= Data supplied =
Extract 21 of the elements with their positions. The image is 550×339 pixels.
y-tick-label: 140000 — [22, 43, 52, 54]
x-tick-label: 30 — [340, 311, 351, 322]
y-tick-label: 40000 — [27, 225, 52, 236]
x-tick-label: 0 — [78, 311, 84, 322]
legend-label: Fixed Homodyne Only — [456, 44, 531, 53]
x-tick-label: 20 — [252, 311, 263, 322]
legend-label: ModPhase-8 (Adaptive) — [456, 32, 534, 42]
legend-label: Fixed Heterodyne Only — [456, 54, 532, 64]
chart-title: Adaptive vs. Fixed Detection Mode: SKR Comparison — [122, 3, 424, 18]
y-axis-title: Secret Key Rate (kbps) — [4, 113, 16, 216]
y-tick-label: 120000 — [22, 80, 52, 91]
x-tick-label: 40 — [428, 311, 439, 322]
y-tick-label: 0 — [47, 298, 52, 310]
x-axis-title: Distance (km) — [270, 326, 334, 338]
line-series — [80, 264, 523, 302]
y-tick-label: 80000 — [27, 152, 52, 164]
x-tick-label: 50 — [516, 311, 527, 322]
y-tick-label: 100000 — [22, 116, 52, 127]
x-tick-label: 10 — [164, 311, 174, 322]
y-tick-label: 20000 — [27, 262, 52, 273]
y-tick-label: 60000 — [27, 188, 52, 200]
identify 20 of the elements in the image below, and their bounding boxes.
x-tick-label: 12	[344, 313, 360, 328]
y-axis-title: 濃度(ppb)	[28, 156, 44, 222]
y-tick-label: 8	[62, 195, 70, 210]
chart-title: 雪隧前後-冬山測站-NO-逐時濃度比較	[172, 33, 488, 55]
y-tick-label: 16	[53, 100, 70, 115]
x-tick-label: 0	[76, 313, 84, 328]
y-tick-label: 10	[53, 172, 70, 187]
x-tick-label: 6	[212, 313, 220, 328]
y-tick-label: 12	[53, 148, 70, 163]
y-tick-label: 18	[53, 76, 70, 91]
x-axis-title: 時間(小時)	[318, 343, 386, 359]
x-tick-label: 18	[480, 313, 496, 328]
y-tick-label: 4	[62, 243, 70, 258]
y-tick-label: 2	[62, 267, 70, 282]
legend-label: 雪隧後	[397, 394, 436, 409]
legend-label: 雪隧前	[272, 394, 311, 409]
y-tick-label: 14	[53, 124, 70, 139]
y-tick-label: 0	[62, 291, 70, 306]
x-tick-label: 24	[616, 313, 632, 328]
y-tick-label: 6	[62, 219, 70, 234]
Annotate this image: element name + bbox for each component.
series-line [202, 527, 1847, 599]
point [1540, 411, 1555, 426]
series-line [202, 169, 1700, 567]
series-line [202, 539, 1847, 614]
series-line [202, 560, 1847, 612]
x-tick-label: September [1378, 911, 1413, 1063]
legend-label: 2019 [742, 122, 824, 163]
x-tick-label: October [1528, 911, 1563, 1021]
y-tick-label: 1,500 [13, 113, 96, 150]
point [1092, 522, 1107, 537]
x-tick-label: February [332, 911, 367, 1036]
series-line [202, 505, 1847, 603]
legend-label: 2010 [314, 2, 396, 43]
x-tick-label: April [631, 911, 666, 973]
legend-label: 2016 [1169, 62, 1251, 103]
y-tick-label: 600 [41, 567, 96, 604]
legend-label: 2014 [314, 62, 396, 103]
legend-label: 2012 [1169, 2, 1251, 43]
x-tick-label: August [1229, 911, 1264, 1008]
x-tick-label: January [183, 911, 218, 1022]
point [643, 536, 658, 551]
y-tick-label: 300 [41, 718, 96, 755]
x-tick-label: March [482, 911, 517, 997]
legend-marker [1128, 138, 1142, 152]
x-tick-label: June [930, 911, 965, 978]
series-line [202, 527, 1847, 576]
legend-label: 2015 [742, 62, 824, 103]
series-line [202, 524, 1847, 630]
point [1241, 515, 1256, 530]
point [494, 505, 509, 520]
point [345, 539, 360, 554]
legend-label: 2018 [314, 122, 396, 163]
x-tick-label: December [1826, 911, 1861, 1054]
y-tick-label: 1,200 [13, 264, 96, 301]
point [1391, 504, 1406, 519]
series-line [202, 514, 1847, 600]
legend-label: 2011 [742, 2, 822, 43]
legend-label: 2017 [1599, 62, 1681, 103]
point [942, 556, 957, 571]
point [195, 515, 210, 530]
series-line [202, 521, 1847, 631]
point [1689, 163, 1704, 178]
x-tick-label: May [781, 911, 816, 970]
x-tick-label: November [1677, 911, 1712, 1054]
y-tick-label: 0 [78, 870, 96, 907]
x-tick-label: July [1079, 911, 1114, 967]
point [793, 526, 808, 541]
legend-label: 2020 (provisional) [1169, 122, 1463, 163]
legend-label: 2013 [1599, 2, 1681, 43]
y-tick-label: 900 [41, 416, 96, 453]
--
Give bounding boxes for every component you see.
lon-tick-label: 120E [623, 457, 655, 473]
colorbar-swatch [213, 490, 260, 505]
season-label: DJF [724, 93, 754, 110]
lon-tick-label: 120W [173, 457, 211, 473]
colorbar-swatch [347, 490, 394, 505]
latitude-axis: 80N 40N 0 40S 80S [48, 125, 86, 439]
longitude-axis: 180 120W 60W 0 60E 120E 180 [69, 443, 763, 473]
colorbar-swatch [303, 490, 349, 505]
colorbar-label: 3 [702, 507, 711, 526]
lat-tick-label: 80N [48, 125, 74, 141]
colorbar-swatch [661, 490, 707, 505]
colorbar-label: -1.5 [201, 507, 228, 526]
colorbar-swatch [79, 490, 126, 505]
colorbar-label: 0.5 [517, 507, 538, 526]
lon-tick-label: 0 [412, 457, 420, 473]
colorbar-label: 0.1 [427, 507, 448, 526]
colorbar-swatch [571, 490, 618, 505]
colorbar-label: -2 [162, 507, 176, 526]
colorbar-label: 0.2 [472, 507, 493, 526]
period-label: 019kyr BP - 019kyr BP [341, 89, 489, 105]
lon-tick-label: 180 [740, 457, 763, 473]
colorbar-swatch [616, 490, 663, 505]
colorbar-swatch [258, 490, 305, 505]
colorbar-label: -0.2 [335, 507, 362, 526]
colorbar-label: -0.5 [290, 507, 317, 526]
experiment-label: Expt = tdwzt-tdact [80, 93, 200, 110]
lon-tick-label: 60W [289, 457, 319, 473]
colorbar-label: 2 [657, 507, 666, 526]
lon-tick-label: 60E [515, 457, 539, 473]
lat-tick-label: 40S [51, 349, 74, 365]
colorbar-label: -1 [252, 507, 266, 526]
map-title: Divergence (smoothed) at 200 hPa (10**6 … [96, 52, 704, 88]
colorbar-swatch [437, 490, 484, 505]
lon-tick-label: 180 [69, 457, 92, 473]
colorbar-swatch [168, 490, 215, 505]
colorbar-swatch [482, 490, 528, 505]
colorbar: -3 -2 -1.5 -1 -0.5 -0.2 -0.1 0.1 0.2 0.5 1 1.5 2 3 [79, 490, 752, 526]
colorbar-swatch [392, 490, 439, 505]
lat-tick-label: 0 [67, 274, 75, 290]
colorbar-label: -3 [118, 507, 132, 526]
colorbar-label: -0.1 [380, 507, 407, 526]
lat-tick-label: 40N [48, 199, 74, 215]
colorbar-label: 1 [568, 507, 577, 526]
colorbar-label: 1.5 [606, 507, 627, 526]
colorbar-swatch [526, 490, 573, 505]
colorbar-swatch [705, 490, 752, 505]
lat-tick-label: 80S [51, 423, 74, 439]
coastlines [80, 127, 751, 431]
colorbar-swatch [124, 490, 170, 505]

= Exercise goal =
Rewrite the lines from the one containing "Extract 21 of" up to and including the one containing "legend-label: Fixed Heterodyne", changing "legend-label" to "legend-text" and keeping everything else the same.

= Solution to this task =
Extract 21 of the elements with their positions. The image is 550×339 pixels.
y-tick-label: 140000 — [22, 43, 52, 54]
x-tick-label: 30 — [340, 311, 351, 322]
y-tick-label: 40000 — [27, 225, 52, 236]
x-tick-label: 0 — [78, 311, 84, 322]
legend-text: Fixed Homodyne Only — [456, 44, 531, 53]
x-tick-label: 20 — [252, 311, 263, 322]
legend-text: ModPhase-8 (Adaptive) — [456, 32, 534, 42]
legend-text: Fixed Heterodyne Only — [456, 54, 532, 64]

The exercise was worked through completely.